**Directions:** Below are the records. List every line holding the word "obra".

----

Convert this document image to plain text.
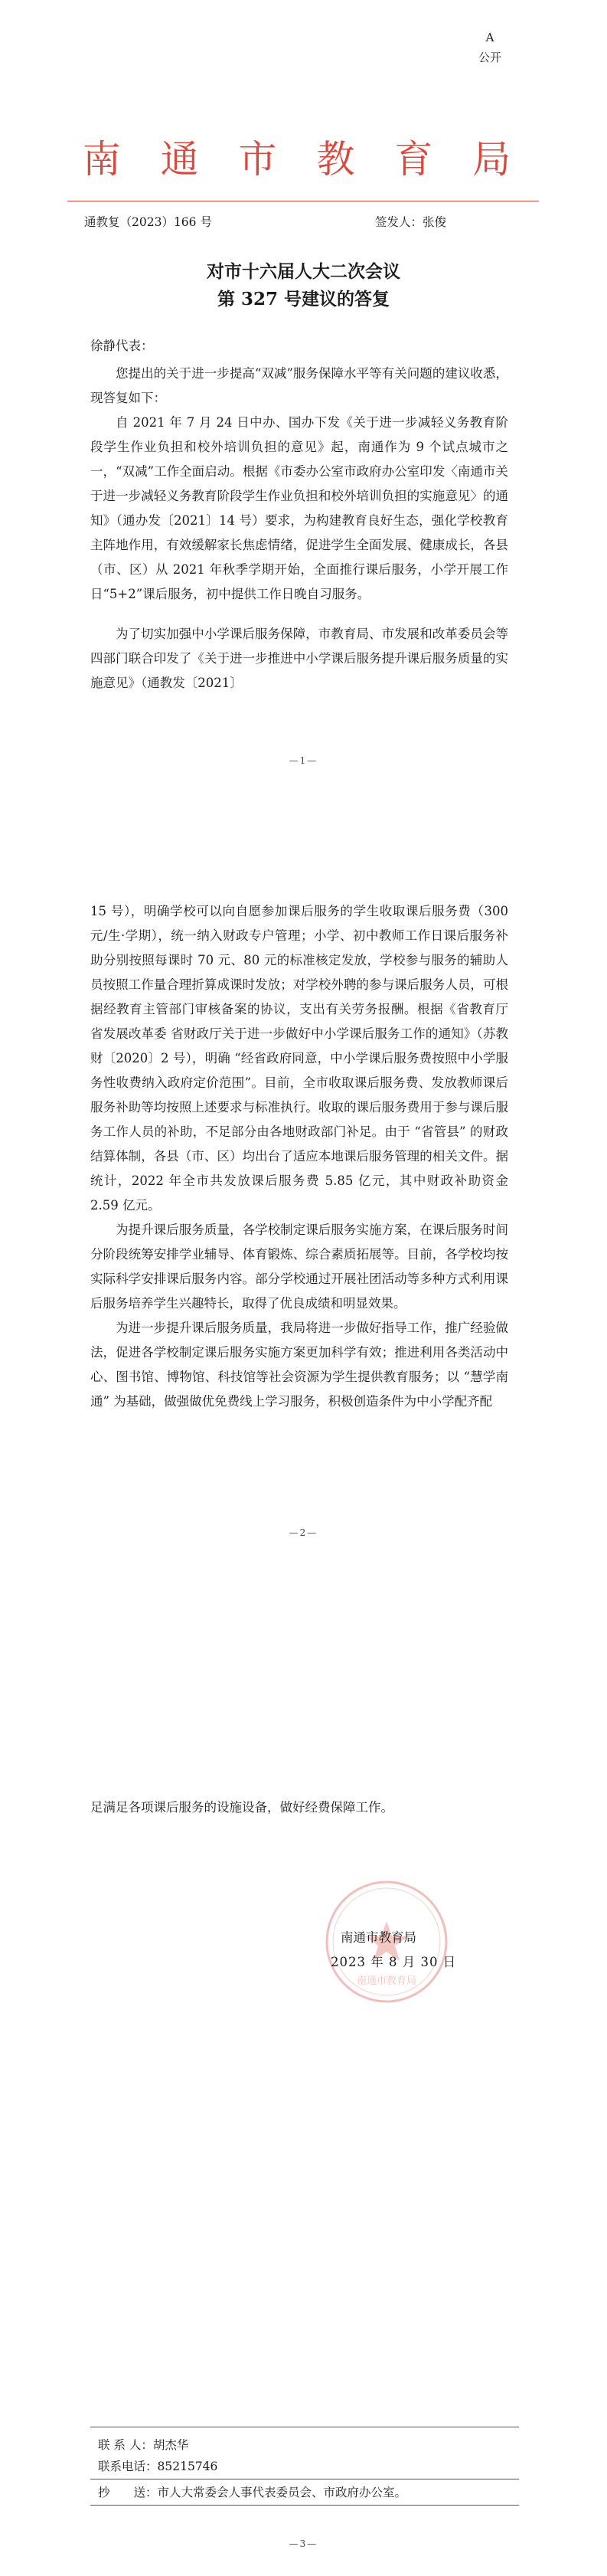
A
公开
南 通 市 教 育 局
通教复（2023）166 号	签发人：张俊
对市十六届人大二次会议
第 327 号建议的答复
徐静代表：

您提出的关于进一步提高“双减”服务保障水平等有关问题的建议收悉，现答复如下：

自 2021 年 7 月 24 日中办、国办下发《关于进一步减轻义务教育阶段学生作业负担和校外培训负担的意见》起，南通作为 9 个试点城市之一，“双减”工作全面启动。根据《市委办公室市政府办公室印发〈南通市关于进一步减轻义务教育阶段学生作业负担和校外培训负担的实施意见〉的通知》（通办发〔2021〕14 号）要求，为构建教育良好生态，强化学校教育主阵地作用，有效缓解家长焦虑情绪，促进学生全面发展、健康成长，各县（市、区）从 2021 年秋季学期开始，全面推行课后服务，小学开展工作日“5+2”课后服务，初中提供工作日晚自习服务。

为了切实加强中小学课后服务保障，市教育局、市发展和改革委员会等四部门联合印发了《关于进一步推进中小学课后服务提升课后服务质量的实施意见》（通教发〔2021〕

—1—

15 号），明确学校可以向自愿参加课后服务的学生收取课后服务费（300 元/生·学期），统一纳入财政专户管理；小学、初中教师工作日课后服务补助分别按照每课时 70 元、80 元的标准核定发放，学校参与服务的辅助人员按照工作量合理折算成课时发放；对学校外聘的参与课后服务人员，可根据经教育主管部门审核备案的协议，支出有关劳务报酬。根据《省教育厅 省发展改革委 省财政厅关于进一步做好中小学课后服务工作的通知》（苏教财〔2020〕2 号），明确 “经省政府同意，中小学课后服务费按照中小学服务性收费纳入政府定价范围”。目前，全市收取课后服务费、发放教师课后服务补助等均按照上述要求与标准执行。收取的课后服务费用于参与课后服务工作人员的补助，不足部分由各地财政部门补足。由于 “省管县” 的财政结算体制，各县（市、区）均出台了适应本地课后服务管理的相关文件。据统计，2022 年全市共发放课后服务费 5.85 亿元，其中财政补助资金 2.59 亿元。

为提升课后服务质量，各学校制定课后服务实施方案，在课后服务时间分阶段统筹安排学业辅导、体育锻炼、综合素质拓展等。目前，各学校均按实际科学安排课后服务内容。部分学校通过开展社团活动等多种方式利用课后服务培养学生兴趣特长，取得了优良成绩和明显效果。

为进一步提升课后服务质量，我局将进一步做好指导工作，推广经验做法，促进各学校制定课后服务实施方案更加科学有效；推进利用各类活动中心、图书馆、博物馆、科技馆等社会资源为学生提供教育服务；以 “慧学南通” 为基础，做强做优免费线上学习服务，积极创造条件为中小学配齐配

—2—

足满足各项课后服务的设施设备，做好经费保障工作。

南通市教育局
南通市教育局
2023 年 8 月 30 日
联 系 人：胡杰华
联系电话：85215746
抄　　送：市人大常委会人事代表委员会、市政府办公室。
—3—
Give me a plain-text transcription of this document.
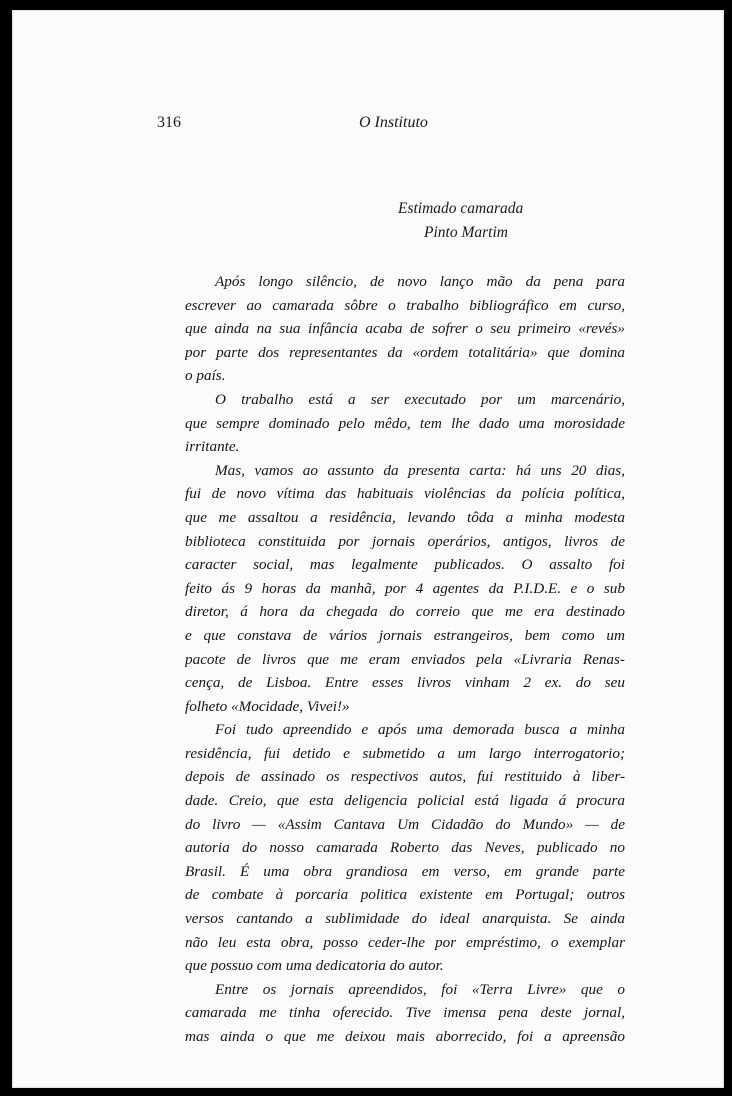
316	O Instituto
Estimado camarada
Pinto Martim
Após longo silêncio, de novo lanço mão da pena para
escrever ao camarada sôbre o trabalho bibliográfico em curso,
que ainda na sua infância acaba de sofrer o seu primeiro «revés»
por parte dos representantes da «ordem totalitária» que domina
o país.
O trabalho está a ser executado por um marcenário,
que sempre dominado pelo mêdo, tem lhe dado uma morosidade
irritante.
Mas, vamos ao assunto da presenta carta: há uns 20 dias,
fui de novo vítima das habituais violências da polícia política,
que me assaltou a residência, levando tôda a minha modesta
biblioteca constituida por jornais operários, antigos, livros de
caracter social, mas legalmente publicados. O assalto foi
feito ás 9 horas da manhã, por 4 agentes da P.I.D.E. e o sub
diretor, á hora da chegada do correio que me era destinado
e que constava de vários jornais estrangeiros, bem como um
pacote de livros que me eram enviados pela «Livraria Renas-
cença, de Lisboa. Entre esses livros vinham 2 ex. do seu
folheto «Mocidade, Vivei!»
Foi tudo apreendido e após uma demorada busca a minha
residência, fui detido e submetido a um largo interrogatorio;
depois de assinado os respectivos autos, fui restituido à liber-
dade. Creio, que esta deligencia policial está ligada á procura
do livro — «Assim Cantava Um Cidadão do Mundo» — de
autoria do nosso camarada Roberto das Neves, publicado no
Brasil. É uma obra grandiosa em verso, em grande parte
de combate à porcaria politica existente em Portugal; outros
versos cantando a sublimidade do ideal anarquista. Se ainda
não leu esta obra, posso ceder-lhe por empréstimo, o exemplar
que possuo com uma dedicatoria do autor.
Entre os jornais apreendidos, foi «Terra Livre» que o
camarada me tinha oferecido. Tive imensa pena deste jornal,
mas ainda o que me deixou mais aborrecido, foi a apreensão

----

**Exercise output:**
Brasil. É uma obra grandiosa em verso, em grande parte
não leu esta obra, posso ceder-lhe por empréstimo, o exemplar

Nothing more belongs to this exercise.